• **УСЛОВИЕ ЗАДАНИЯ**
Перепишите без изменений фрагмент приведенного ниже текста о кино: от слов «И еще о труднодоступных» до слов «посмотреть и послушать?», включая их.

• **ТЕКСТ К ЗАДАНИЮ**
-=-=-

И еще о труднодоступных подарках себе. На Mubi к рождеству собрали синефильские радости: свежий сборник текстов Тома Ганнинга, три нереализованных сценария Престона Стёрджеса, визуальная новелла Бена Риверса, 30 часов разговоров с Катрин Брейя, первый том работ Кена Джейкобса, приключения доктора Мабузе в 1960-е, футболка с Майей Дерен и футболка с нежелательным статусом, как у Ларса фон Триера, — гигантский вишлист за пределами досягаемости.
***
Лучший подарок из бесплатных — сканы киноповести «Двойной удар» по фильму с Ван Даммом, которые выложил канал FROM OUTER SPACE.
Что посмотреть и послушать?
Фильмография Джоанны Арноу славна уже названиями: «Ощущение, что время действовать прошло», «Танцую я не очень» и «F***ed in the Head». На этой неделе доступен ее короткий метр, который держит марку, «я себя ненавижу :)» (I Hate Myself :)) 2013 года, 56-минутное исследование интимности и отношений как дисфункции.
Исследовательница кино и визуальной культуры Оксана Булгакова («Фабрика жестов») рассуждает о теле медиа в подкасте «НЛО».
«Как трансформируется телесность сейчас, в эпоху zoom-коммуникаций, нейро-контента и фильтров в социальных сетях? Какое влияние на наше восприятие тела оказали карантинные ограничения эпидемии ковида и почему исследователи говорят об исчезновении телесности? Как меняется индустрия развлечений и кино-тела сейчас по сравнению с классической эпохой кино?»

-=-=-

• **ФРАГМЕНТЫ ЗАПИСЕЙ**

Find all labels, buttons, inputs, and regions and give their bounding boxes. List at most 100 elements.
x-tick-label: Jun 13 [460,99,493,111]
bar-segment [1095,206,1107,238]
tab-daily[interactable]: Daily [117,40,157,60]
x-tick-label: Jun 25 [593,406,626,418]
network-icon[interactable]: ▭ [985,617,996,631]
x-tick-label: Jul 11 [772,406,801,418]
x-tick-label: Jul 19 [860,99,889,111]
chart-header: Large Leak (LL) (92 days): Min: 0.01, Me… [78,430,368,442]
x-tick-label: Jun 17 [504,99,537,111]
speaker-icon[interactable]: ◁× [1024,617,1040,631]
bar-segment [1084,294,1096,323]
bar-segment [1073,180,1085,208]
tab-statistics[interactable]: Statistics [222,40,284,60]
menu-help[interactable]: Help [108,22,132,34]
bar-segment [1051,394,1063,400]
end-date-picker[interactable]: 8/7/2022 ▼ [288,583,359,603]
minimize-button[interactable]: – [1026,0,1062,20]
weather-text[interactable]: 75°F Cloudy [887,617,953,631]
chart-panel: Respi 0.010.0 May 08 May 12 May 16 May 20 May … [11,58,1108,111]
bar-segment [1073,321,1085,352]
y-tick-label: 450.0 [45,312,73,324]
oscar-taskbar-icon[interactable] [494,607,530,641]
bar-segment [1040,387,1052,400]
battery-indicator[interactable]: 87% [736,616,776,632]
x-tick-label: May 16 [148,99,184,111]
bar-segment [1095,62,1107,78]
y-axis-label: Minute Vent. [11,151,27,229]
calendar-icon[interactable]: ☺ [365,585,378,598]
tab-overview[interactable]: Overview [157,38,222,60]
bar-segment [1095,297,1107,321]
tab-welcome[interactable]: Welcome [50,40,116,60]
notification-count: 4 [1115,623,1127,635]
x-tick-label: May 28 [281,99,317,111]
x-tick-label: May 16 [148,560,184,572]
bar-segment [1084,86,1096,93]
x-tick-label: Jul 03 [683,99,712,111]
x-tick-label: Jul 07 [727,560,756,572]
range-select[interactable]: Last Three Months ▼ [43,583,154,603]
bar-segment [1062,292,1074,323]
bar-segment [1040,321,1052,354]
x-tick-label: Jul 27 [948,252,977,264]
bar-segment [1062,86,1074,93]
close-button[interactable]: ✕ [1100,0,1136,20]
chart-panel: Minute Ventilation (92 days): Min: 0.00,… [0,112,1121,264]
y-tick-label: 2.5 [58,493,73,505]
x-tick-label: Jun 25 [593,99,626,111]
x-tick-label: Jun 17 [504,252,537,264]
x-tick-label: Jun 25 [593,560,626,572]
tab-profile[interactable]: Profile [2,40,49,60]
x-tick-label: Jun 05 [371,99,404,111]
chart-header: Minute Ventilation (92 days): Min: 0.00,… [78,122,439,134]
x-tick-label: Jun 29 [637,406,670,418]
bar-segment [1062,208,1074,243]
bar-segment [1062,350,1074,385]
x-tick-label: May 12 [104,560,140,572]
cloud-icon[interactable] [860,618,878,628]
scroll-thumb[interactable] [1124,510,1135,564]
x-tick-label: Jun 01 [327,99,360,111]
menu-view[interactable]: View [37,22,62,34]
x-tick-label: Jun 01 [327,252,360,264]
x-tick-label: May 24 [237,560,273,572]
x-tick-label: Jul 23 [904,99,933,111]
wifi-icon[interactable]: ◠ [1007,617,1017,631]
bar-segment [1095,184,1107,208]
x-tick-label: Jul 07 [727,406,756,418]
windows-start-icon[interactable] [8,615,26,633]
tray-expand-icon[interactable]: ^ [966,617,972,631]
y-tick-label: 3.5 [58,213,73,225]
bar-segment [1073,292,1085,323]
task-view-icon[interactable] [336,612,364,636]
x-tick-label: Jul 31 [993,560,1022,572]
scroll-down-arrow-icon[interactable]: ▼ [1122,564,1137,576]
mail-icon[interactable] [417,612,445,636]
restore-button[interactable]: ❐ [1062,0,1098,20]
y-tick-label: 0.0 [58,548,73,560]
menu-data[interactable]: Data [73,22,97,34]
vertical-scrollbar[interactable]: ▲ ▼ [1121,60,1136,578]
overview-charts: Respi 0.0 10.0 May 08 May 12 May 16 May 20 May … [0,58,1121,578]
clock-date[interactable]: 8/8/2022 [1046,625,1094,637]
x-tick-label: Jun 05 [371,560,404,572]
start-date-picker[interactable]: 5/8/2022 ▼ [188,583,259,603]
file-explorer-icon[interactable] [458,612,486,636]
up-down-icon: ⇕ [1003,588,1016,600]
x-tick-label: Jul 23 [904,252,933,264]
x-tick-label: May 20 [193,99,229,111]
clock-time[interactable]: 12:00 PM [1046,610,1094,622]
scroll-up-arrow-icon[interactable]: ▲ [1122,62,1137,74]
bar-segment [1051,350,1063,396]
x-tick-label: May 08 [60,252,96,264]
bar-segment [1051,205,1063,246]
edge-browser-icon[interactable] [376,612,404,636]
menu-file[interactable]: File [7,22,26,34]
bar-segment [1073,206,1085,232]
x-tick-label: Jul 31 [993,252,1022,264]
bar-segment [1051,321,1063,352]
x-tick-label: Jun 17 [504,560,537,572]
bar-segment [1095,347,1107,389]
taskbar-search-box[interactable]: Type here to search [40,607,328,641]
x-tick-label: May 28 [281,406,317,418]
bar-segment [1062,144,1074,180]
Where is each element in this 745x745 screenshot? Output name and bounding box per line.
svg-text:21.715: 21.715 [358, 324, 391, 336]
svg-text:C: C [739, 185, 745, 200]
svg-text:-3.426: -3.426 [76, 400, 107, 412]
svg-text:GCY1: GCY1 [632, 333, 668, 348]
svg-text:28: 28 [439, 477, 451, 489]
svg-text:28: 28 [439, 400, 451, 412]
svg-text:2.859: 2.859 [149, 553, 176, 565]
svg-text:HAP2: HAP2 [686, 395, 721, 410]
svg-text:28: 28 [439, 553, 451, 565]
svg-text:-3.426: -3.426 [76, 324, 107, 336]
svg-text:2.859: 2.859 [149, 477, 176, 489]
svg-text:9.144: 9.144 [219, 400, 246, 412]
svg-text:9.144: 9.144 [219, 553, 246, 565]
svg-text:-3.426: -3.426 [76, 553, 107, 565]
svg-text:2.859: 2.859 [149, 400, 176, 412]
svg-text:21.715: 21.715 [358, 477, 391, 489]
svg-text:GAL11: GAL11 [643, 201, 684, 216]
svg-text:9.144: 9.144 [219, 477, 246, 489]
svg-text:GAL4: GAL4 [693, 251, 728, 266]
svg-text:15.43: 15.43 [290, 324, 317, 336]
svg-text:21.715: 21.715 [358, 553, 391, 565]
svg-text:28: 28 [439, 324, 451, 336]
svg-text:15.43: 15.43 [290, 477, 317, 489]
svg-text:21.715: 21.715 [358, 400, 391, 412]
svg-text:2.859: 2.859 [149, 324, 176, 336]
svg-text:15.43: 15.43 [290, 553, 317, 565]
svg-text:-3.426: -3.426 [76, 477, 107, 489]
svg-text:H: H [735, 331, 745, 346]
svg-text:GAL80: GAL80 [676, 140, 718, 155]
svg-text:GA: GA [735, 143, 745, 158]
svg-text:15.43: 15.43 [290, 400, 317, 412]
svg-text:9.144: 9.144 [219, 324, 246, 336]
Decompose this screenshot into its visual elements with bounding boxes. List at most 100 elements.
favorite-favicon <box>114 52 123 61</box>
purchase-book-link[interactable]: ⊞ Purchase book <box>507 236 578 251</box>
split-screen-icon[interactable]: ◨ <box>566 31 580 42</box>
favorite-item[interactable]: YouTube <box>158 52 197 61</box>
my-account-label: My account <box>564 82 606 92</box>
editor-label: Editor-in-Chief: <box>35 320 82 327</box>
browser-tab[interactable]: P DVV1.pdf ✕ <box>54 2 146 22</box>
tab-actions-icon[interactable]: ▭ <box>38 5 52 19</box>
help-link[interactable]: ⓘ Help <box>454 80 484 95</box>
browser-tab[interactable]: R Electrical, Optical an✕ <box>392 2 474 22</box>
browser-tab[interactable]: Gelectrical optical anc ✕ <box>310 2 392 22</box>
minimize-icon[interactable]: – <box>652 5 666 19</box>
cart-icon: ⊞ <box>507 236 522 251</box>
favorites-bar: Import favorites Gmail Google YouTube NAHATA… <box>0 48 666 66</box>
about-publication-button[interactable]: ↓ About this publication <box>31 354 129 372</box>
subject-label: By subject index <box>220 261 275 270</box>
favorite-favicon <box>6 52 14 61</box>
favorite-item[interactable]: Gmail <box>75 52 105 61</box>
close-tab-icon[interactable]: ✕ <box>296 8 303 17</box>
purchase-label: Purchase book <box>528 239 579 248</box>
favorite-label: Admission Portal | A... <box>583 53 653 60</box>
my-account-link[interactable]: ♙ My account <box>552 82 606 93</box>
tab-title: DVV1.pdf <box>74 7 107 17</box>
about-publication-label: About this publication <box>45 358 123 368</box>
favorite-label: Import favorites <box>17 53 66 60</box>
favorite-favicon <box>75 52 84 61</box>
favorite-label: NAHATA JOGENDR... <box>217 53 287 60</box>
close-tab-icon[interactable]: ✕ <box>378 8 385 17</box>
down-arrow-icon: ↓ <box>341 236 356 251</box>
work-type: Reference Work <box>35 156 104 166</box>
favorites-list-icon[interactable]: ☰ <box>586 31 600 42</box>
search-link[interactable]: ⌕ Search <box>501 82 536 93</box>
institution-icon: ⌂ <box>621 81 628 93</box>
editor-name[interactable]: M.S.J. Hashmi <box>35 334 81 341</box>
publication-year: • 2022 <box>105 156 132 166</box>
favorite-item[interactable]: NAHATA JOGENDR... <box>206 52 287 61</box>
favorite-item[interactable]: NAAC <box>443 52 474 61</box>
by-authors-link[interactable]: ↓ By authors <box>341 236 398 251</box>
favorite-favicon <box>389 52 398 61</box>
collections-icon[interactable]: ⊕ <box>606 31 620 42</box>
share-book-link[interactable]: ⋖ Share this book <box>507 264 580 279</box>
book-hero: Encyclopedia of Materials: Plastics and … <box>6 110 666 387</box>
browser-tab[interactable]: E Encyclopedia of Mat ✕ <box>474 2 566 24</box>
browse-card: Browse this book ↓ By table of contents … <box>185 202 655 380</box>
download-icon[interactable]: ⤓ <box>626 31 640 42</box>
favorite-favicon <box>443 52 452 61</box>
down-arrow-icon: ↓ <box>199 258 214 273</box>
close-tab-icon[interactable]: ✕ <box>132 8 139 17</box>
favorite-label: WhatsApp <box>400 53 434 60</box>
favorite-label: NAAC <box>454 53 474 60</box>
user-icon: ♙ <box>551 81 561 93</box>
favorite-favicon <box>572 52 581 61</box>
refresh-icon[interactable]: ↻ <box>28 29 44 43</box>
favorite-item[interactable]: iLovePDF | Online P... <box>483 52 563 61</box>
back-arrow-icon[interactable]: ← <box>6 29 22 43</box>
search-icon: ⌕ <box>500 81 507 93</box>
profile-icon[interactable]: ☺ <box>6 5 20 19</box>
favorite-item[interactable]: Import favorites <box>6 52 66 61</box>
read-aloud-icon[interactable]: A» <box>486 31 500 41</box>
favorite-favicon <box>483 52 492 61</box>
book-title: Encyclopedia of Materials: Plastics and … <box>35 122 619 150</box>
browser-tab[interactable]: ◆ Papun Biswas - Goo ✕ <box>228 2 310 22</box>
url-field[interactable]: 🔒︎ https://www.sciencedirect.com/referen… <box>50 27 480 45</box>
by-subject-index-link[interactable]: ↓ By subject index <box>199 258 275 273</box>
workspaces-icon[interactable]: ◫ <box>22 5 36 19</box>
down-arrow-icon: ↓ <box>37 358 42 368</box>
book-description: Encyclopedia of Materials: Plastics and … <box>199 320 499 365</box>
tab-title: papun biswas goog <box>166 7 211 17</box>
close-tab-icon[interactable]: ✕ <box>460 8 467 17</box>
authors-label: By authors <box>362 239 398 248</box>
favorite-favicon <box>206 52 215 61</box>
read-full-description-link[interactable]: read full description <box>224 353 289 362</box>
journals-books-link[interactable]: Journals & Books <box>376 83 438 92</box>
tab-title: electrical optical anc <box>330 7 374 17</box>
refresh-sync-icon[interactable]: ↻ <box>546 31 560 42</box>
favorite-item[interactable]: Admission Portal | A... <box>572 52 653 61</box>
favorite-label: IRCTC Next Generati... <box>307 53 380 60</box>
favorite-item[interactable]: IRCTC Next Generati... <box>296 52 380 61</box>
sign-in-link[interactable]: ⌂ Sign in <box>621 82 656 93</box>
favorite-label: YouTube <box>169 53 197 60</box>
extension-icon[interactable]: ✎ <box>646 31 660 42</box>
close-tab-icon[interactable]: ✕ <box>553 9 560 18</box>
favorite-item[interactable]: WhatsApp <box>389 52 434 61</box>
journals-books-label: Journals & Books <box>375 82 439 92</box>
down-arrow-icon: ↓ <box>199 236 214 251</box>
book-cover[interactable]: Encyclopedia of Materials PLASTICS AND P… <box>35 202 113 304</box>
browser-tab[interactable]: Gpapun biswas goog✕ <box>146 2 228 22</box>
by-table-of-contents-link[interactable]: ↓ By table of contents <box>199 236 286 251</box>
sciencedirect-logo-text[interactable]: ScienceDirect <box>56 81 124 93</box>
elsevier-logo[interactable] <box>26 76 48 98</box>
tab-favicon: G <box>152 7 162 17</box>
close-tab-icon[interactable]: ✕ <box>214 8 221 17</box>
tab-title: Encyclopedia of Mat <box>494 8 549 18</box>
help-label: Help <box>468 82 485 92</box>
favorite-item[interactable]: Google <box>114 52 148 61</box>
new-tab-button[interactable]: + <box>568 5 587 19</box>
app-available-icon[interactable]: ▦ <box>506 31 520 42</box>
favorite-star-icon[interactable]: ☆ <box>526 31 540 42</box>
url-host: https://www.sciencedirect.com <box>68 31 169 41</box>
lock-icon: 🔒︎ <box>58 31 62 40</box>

-=-=-

• **ОТВЕТ К ЗАДАНИЮ**
И еще о труднодоступных подарках себе. На Mubi к рождеству собрали синефильские радости: свежий сборник текстов Тома Ганнинга, три нереализованных сценария Престона Стёрджеса, визуальная новелла Бена Риверса, 30 часов разговоров с Катрин Брейя, первый том работ Кена Джейкобса, приключения доктора Мабузе в 1960-е, футболка с Майей Дерен и футболка с нежелательным статусом, как у Ларса фон Триера, — гигантский вишлист за пределами досягаемости.
***
Лучший подарок из бесплатных — сканы киноповести «Двойной удар» по фильму с Ван Даммом, которые выложил канал FROM OUTER SPACE.
Что посмотреть и послушать?